++++ Data entries

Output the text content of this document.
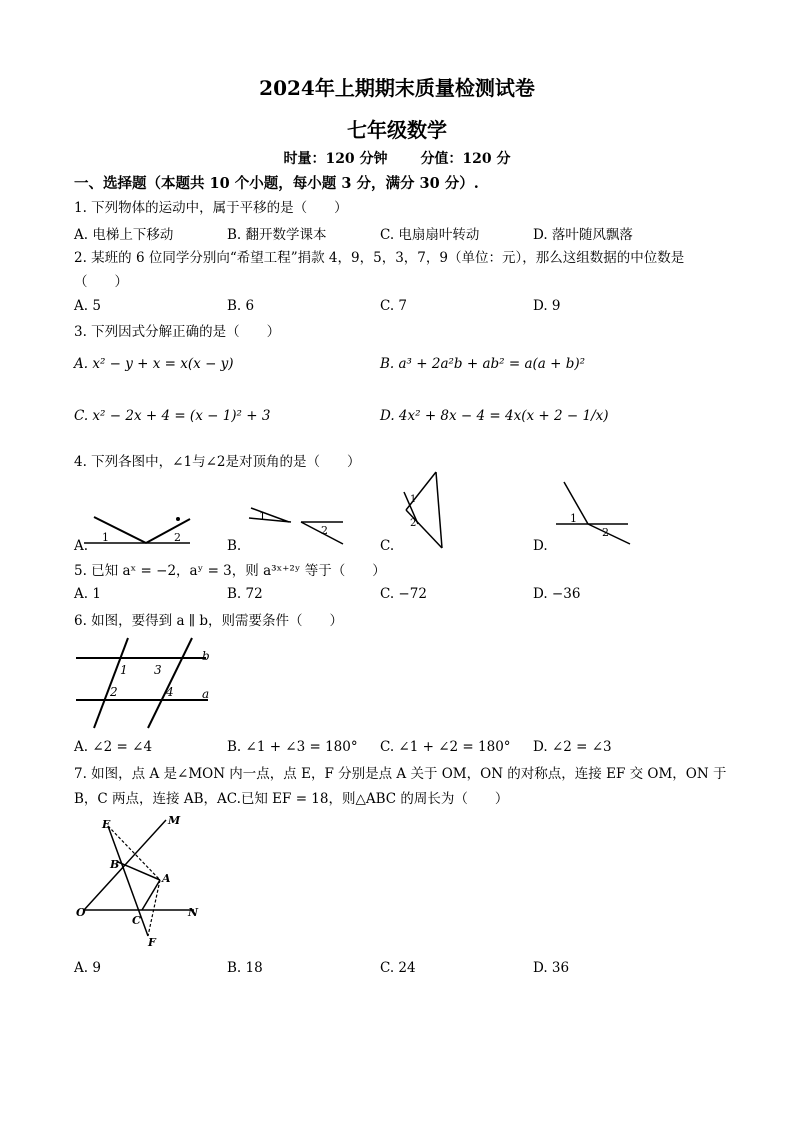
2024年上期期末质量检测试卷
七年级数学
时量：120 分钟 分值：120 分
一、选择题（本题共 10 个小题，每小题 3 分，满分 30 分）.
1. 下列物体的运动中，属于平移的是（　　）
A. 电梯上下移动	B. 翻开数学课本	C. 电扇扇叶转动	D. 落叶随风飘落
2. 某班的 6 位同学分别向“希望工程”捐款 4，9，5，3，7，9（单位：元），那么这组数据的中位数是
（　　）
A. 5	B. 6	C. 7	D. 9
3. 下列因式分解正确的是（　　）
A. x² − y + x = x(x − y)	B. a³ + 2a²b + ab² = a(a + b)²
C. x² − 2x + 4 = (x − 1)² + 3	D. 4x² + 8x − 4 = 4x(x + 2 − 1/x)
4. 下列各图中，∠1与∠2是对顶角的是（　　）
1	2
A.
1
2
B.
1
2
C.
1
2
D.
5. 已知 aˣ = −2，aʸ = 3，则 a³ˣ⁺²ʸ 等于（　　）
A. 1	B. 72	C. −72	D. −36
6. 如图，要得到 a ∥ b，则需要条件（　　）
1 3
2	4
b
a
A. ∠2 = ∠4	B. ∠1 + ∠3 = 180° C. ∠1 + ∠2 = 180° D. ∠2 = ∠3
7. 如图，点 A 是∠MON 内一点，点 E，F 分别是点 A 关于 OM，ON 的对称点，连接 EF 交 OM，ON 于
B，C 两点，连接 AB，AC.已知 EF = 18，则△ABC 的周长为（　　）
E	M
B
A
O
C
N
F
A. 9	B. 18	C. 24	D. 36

++++++++

#### [Exercise directions]
In your copy, leave out the pictures and reproduce the material above exactly.

#### [Problem solution]
Output the text content of this document.
2024年上期期末质量检测试卷
七年级数学
时量：120 分钟 分值：120 分
一、选择题（本题共 10 个小题，每小题 3 分，满分 30 分）.
1. 下列物体的运动中，属于平移的是（　　）
A. 电梯上下移动	B. 翻开数学课本	C. 电扇扇叶转动	D. 落叶随风飘落
2. 某班的 6 位同学分别向“希望工程”捐款 4，9，5，3，7，9（单位：元），那么这组数据的中位数是
（　　）
A. 5	B. 6	C. 7	D. 9
3. 下列因式分解正确的是（　　）
A. x² − y + x = x(x − y)	B. a³ + 2a²b + ab² = a(a + b)²
C. x² − 2x + 4 = (x − 1)² + 3	D. 4x² + 8x − 4 = 4x(x + 2 − 1/x)
4. 下列各图中，∠1与∠2是对顶角的是（　　）
1	2
A.
1
2
B.
1
2
C.
1
2
D.
5. 已知 aˣ = −2，aʸ = 3，则 a³ˣ⁺²ʸ 等于（　　）
A. 1	B. 72	C. −72	D. −36
6. 如图，要得到 a ∥ b，则需要条件（　　）
1 3
2	4
b
a
A. ∠2 = ∠4	B. ∠1 + ∠3 = 180° C. ∠1 + ∠2 = 180° D. ∠2 = ∠3
7. 如图，点 A 是∠MON 内一点，点 E，F 分别是点 A 关于 OM，ON 的对称点，连接 EF 交 OM，ON 于
B，C 两点，连接 AB，AC.已知 EF = 18，则△ABC 的周长为（　　）
E	M
B
A
O
C
N
F
A. 9	B. 18	C. 24	D. 36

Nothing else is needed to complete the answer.